It’s time to put oil companies and auto manufacturing bosses on notice that they’re facing their Marlboro Man moment.

The Marlboro Man advertisement, the ultimate expression of how cool it was to smoke, is now regarded as one of the more ghoulish — after the death of many Malboro men from cancer or emphysema  —  and Orwellian marketing endeavours of any industry. Ever. It is not something that anyone would want to be remembered for, especially because  it has come to light that the tobacco industry knew that smoking kills even before they launched the message that it was cool.

The strategy by  oil companies to green-wash messages of ‘better energy’ and express concerns about sustainability and the environment is belied by the fact that they continue to drill, to prospect and to expand. Car companies, with the exceptions perhaps of Tesla, Nissan with its all-electric Leaf and VW, who had their Marlboro Man moment during their false emissions scandal, blunder ahead, bringing out more and more models of larger and larger fossil-fuelled vehicles while paying lip service to electrification.

Scientific evidence that climate change is real

Perhaps they should pay attention to the fact that in Norway, where almost 50% of all new vehicle sales are electric models, the sale of diesel vehicles is in freefall, petro-car sales are declining and the aim is to end the sale of fossil-fuelled vehicles by 2025. Norway might be  a small country, but this is a movement which is taking hold in the powerhouses of the modern economy – large cities.

Scientists have been telling the oil companies something that they already knew – that they have to scale back their extraction of oil and gas if the planet is to have a decent chance of keeping the average increase in temperature below 1.5 degrees Celsius according to a recent study. To meet the Paris Agreement on targets for greenhouse gas emissions, oil and gas companies must cut their production by an average of 35% by 2040.

To meet the Paris Agreement on targets for greenhouse gas emissions, oil and gas companies must cut their production by an average of 35% by 2040.

Some companies have more leeway than others, based on their record so far. Shell needs to cut down by 10% but ConocoPhillips has to cut by 85%. In a world in which infinite business expansion and every higher profits are the hallmarks of financial success, this is a hard message. It is not a message delivered by nutters as Greta Thunberg reminds us but by scientists. Ultimately, the planet which is delivering the message.

Problems to work on:
**1.** In the opinion piece on oil companies and climate change, reproduce the passage between "Some companies have" and "delivering the message.", inclusive, substituting "BP" for "Shell".
**2.** According to the opinion piece on oil companies and climate change, by how much does ConocoPhillips have to cut its production?
**3.** Write the next part of the opinion piece on oil companies and climate change, picking up from where it stops.

Dataset records
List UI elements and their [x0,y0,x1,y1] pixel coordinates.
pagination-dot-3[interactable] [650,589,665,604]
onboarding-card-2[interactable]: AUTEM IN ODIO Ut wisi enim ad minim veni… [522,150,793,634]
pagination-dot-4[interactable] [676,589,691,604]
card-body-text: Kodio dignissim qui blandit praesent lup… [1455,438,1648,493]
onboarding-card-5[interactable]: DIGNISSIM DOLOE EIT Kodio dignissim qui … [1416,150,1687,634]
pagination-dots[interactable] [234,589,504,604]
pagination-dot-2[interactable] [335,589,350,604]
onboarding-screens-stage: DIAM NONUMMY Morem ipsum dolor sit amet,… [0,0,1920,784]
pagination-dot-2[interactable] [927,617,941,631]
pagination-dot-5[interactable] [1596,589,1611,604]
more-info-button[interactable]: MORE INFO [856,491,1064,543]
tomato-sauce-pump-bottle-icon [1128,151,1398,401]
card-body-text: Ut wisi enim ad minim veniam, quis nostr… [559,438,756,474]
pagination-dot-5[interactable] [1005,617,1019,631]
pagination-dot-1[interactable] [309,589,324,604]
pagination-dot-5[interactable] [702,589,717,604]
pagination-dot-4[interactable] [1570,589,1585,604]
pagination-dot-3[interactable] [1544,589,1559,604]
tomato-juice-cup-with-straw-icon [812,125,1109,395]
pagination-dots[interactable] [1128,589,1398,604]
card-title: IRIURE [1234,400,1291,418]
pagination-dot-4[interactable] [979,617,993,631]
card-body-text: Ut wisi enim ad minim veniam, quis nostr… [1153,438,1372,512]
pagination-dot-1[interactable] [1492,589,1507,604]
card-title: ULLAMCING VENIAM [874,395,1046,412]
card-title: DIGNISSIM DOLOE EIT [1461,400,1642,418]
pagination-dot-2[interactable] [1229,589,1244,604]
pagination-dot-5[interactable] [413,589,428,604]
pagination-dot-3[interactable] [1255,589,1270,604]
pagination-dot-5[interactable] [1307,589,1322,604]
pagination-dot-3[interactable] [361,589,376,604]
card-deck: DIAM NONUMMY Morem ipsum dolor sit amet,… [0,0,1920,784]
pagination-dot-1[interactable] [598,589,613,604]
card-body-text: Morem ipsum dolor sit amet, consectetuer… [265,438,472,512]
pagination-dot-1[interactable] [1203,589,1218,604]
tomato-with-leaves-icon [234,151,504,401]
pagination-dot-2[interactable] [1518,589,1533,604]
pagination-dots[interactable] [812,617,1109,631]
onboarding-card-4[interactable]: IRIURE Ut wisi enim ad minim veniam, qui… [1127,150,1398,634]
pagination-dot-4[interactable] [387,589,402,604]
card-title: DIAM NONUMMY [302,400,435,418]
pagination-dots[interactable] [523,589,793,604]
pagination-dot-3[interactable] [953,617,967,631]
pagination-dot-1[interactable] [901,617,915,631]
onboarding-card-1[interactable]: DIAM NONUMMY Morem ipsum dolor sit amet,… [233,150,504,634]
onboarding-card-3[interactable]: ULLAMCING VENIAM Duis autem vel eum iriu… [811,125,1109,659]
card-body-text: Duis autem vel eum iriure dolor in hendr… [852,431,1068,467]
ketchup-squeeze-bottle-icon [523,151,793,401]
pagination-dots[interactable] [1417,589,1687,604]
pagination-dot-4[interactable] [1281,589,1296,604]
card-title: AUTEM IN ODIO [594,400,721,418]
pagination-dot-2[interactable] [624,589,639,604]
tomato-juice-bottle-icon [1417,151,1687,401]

Results for each task:
**1.**
Some companies have more leeway than others, based on their record so far. BP needs to cut down by 10% but ConocoPhillips has to cut by 85%. In a world in which infinite business expansion and every higher profits are the hallmarks of financial success, this is a hard message. It is not a message delivered by nutters as Greta Thunberg reminds us but by scientists. Ultimately, the planet which is delivering the message.

**2.** By 85%.

**3.**
The oil companies are unfortunately trying to have their cake and eat it and this policy will have inevitable disastrous consequences if it is not changed and quickly. ‘Oil and gas companies’ investments are taking the world down a catastrophic pathway that threatens the planet and the global economy,’ commented Danielle Fugere, th president of As You Sow, the organisation producing the new study.

It can no longer be business as usual

The counter arguments of the oil companies (and the vehicle companies who burn most of the oil produced) are terrible. That if they don’t destroy the planet someone else will, notably nationalized companies such as Aramco of Saudi Arabia and Russia’s Rosneft. They also argue that burning oil is what consumers want. The second argument is simply not true and does not take the fate of the planet into account. Nor do the companies acknowledge their influence or responsibility.

These arguments seem to me to be devised to allow the oil (and car) companies to make as much money as they can while the going is good and the Thunberg generation is still voteless and then leave the mess for others to sort out. It’s what extractive industries do – rip out, mess up and move on.

The [industry] bosses […] could combine their global power and the wealth that they are currently putting into business as usual to plot a new clean, climate-friendly direction for transportation for our world.

It doesn’t have to be like this. The bosses, let’s name a few – Ben Van Beurden, Bob Dudley, Darren Woods, James Hackett, Akiyo Toyoda – could combine their global power, plus the wealth that they are currently putting into business as usual, to plot a new clean, climate-friendly direction for transportation for our world. In a word, they could show vision and leadership and atone for the past.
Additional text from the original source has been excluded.